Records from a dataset
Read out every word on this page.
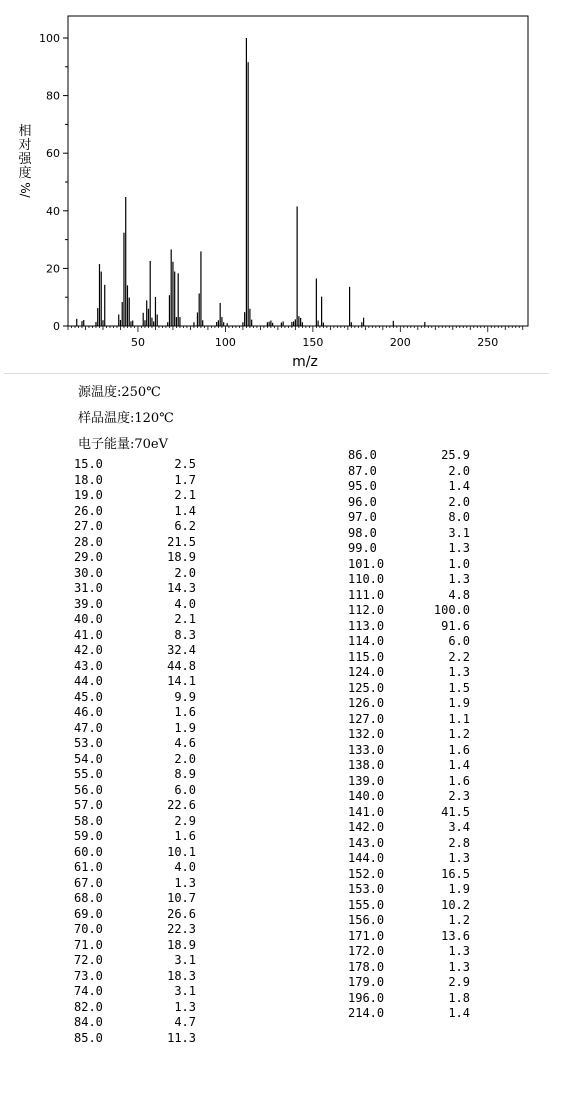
0
20
40
60
80
100
50	100	150	200	250
相
对
强
度
%/
m/z
源温度:250℃
样品温度:120℃
电子能量:70eV
15.0	2.5
18.0	1.7
19.0	2.1
26.0	1.4
27.0	6.2
28.0	21.5
29.0	18.9
30.0	2.0
31.0	14.3
39.0	4.0
40.0	2.1
41.0	8.3
42.0	32.4
43.0	44.8
44.0	14.1
45.0	9.9
46.0	1.6
47.0	1.9
53.0	4.6
54.0	2.0
55.0	8.9
56.0	6.0
57.0	22.6
58.0	2.9
59.0	1.6
60.0	10.1
61.0	4.0
67.0	1.3
68.0	10.7
69.0	26.6
70.0	22.3
71.0	18.9
72.0	3.1
73.0	18.3
74.0	3.1
82.0	1.3
84.0	4.7
85.0	11.3
86.0	25.9
87.0	2.0
95.0	1.4
96.0	2.0
97.0	8.0
98.0	3.1
99.0	1.3
101.0	1.0
110.0	1.3
111.0	4.8
112.0	100.0
113.0	91.6
114.0	6.0
115.0	2.2
124.0	1.3
125.0	1.5
126.0	1.9
127.0	1.1
132.0	1.2
133.0	1.6
138.0	1.4
139.0	1.6
140.0	2.3
141.0	41.5
142.0	3.4
143.0	2.8
144.0	1.3
152.0	16.5
153.0	1.9
155.0	10.2
156.0	1.2
171.0	13.6
172.0	1.3
178.0	1.3
179.0	2.9
196.0	1.8
214.0	1.4
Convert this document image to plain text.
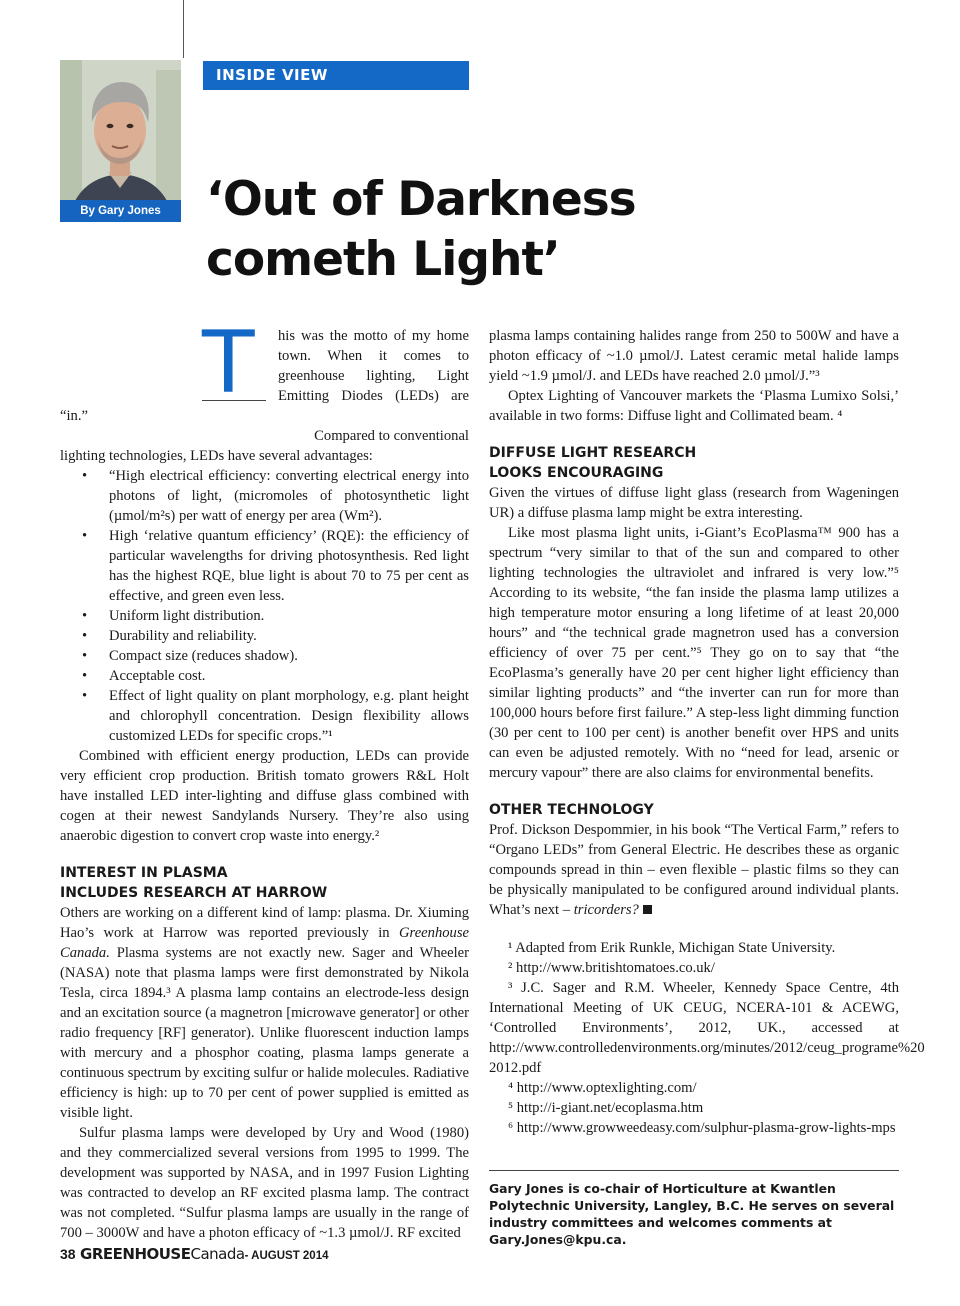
By Gary Jones
INSIDE VIEW
‘Out of Darkness
cometh Light’

T	his was the motto of my home town. When it comes to greenhouse lighting, Light Emitting Diodes (LEDs) are “in.”

Compared to conventional

lighting technologies, LEDs have several advantages:

• “High electrical efficiency: converting electrical energy into photons of light, (micromoles of photosynthetic light (µmol/m²s) per watt of energy per area (Wm²).
• High ‘relative quantum efficiency’ (RQE): the efficiency of particular wavelengths for driving photosynthesis. Red light has the highest RQE, blue light is about 70 to 75 per cent as effective, and green even less.
• Uniform light distribution.
• Durability and reliability.
• Compact size (reduces shadow).
• Acceptable cost.
• Effect of light quality on plant morphology, e.g. plant height and chlorophyll concentration. Design flexibility allows customized LEDs for specific crops.”¹

Combined with efficient energy production, LEDs can provide very efficient crop production. British tomato growers R&L Holt have installed LED inter-lighting and diffuse glass combined with cogen at their newest Sandylands Nursery. They’re also using anaerobic digestion to convert crop waste into energy.²

INTEREST IN PLASMA
INCLUDES RESEARCH AT HARROW

Others are working on a different kind of lamp: plasma. Dr. Xiuming Hao’s work at Harrow was reported previously in Greenhouse Canada. Plasma systems are not exactly new. Sager and Wheeler (NASA) note that plasma lamps were first demonstrated by Nikola Tesla, circa 1894.³ A plasma lamp contains an electrode-less design and an excitation source (a magnetron [microwave generator] or other radio frequency [RF] generator). Unlike fluorescent induction lamps with mercury and a phosphor coating, plasma lamps generate a continuous spectrum by exciting sulfur or halide molecules. Radiative efficiency is high: up to 70 per cent of power supplied is emitted as visible light.

Sulfur plasma lamps were developed by Ury and Wood (1980) and they commercialized several versions from 1995 to 1999. The development was supported by NASA, and in 1997 Fusion Lighting was contracted to develop an RF excited plasma lamp. The contract was not completed. “Sulfur plasma lamps are usually in the range of 700 – 3000W and have a photon efficacy of ~1.3 µmol/J. RF excited

plasma lamps containing halides range from 250 to 500W and have a photon efficacy of ~1.0 µmol/J. Latest ceramic metal halide lamps yield ~1.9 µmol/J. and LEDs have reached 2.0 µmol/J.”³

Optex Lighting of Vancouver markets the ‘Plasma Lumixo Solsi,’ available in two forms: Diffuse light and Collimated beam. ⁴

DIFFUSE LIGHT RESEARCH
LOOKS ENCOURAGING

Given the virtues of diffuse light glass (research from Wageningen UR) a diffuse plasma lamp might be extra interesting.

Like most plasma light units, i-Giant’s EcoPlasma™ 900 has a spectrum “very similar to that of the sun and compared to other lighting technologies the ultraviolet and infrared is very low.”⁵ According to its website, “the fan inside the plasma lamp utilizes a high temperature motor ensuring a long lifetime of at least 20,000 hours” and “the technical grade magnetron used has a conversion efficiency of over 75 per cent.”⁵ They go on to say that “the EcoPlasma’s generally have 20 per cent higher light efficiency than similar lighting products” and “the inverter can run for more than 100,000 hours before first failure.” A step-less light dimming function (30 per cent to 100 per cent) is another benefit over HPS and units can even be adjusted remotely. With no “need for lead, arsenic or mercury vapour” there are also claims for environmental benefits.

OTHER TECHNOLOGY

Prof. Dickson Despommier, in his book “The Vertical Farm,” refers to “Organo LEDs” from General Electric. He describes these as organic compounds spread in thin – even flexible – plastic films so they can be physically manipulated to be configured around individual plants. What’s next – tricorders?

¹ Adapted from Erik Runkle, Michigan State University.

² http://www.britishtomatoes.co.uk/

³ J.C. Sager and R.M. Wheeler, Kennedy Space Centre, 4th International Meeting of UK CEUG, NCERA-101 & ACEWG, ‘Controlled Environments’, 2012, UK., accessed at http://www.controlledenvironments.org/minutes/2012/ceug_programe%20 2012.pdf

⁴ http://www.optexlighting.com/

⁵ http://i-giant.net/ecoplasma.htm

⁶ http://www.growweedeasy.com/sulphur-plasma-grow-lights-mps

Gary Jones is co-chair of Horticulture at Kwantlen Polytechnic University, Langley, B.C. He serves on several industry committees and welcomes comments at Gary.Jones@kpu.ca.
38 GREENHOUSECanada- AUGUST 2014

▸ Given task: Whenever "µmol" turns up in a line, pick that line out.

▸ The answer:
• “High electrical efficiency: converting electrical energy into photons of light, (micromoles of photosynthetic light (µmol/m²s) per watt of energy per area (Wm²).
Sulfur plasma lamps were developed by Ury and Wood (1980) and they commercialized several versions from 1995 to 1999. The development was supported by NASA, and in 1997 Fusion Lighting was contracted to develop an RF excited plasma lamp. The contract was not completed. “Sulfur plasma lamps are usually in the range of 700 – 3000W and have a photon efficacy of ~1.3 µmol/J. RF excited
plasma lamps containing halides range from 250 to 500W and have a photon efficacy of ~1.0 µmol/J. Latest ceramic metal halide lamps yield ~1.9 µmol/J. and LEDs have reached 2.0 µmol/J.”³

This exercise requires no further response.